#### [Goal]
Leave out the pictures, then reproduce the rest of the material exactly.
Begin Data for this exercise
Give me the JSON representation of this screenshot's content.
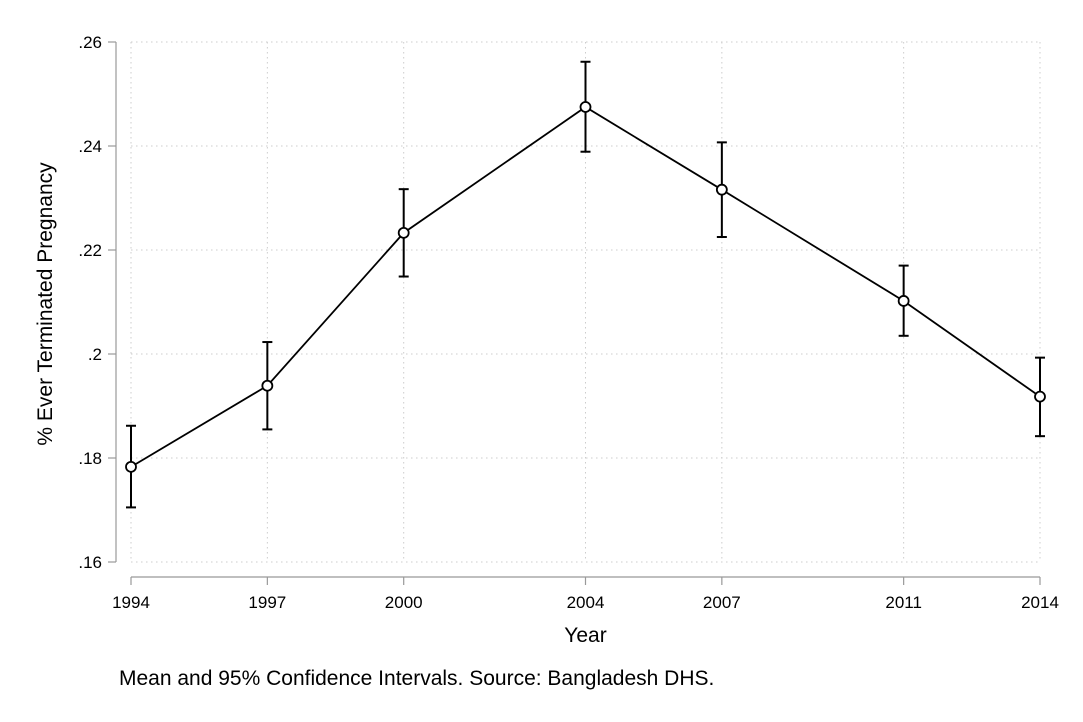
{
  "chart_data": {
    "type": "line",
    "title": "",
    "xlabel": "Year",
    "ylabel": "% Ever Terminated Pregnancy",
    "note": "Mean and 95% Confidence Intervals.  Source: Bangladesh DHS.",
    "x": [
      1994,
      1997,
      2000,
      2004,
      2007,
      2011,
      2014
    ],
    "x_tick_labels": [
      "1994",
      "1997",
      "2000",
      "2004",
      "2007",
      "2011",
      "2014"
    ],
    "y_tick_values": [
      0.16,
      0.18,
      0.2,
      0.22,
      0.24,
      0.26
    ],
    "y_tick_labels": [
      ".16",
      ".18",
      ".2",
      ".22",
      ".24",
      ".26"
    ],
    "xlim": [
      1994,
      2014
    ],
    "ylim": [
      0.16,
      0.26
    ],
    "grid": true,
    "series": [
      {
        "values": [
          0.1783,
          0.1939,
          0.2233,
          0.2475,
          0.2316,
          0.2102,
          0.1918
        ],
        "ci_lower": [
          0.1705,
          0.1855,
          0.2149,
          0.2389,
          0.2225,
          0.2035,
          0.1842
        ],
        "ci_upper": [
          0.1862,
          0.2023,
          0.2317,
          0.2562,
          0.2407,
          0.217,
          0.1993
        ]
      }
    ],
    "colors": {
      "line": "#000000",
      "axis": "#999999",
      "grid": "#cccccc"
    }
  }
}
End Data for this exercise
#### [Task output]
Give me the JSON representation of this screenshot's content.
{
  "chart_data": {
    "type": "line",
    "title": "",
    "xlabel": "Year",
    "ylabel": "% Ever Terminated Pregnancy",
    "note": "Mean and 95% Confidence Intervals.  Source: Bangladesh DHS.",
    "x": [
      1994,
      1997,
      2000,
      2004,
      2007,
      2011,
      2014
    ],
    "x_tick_labels": [
      "1994",
      "1997",
      "2000",
      "2004",
      "2007",
      "2011",
      "2014"
    ],
    "y_tick_values": [
      0.16,
      0.18,
      0.2,
      0.22,
      0.24,
      0.26
    ],
    "y_tick_labels": [
      ".16",
      ".18",
      ".2",
      ".22",
      ".24",
      ".26"
    ],
    "xlim": [
      1994,
      2014
    ],
    "ylim": [
      0.16,
      0.26
    ],
    "grid": true,
    "series": [
      {
        "values": [
          0.1783,
          0.1939,
          0.2233,
          0.2475,
          0.2316,
          0.2102,
          0.1918
        ],
        "ci_lower": [
          0.1705,
          0.1855,
          0.2149,
          0.2389,
          0.2225,
          0.2035,
          0.1842
        ],
        "ci_upper": [
          0.1862,
          0.2023,
          0.2317,
          0.2562,
          0.2407,
          0.217,
          0.1993
        ]
      }
    ],
    "colors": {
      "line": "#000000",
      "axis": "#999999",
      "grid": "#cccccc"
    }
  }
}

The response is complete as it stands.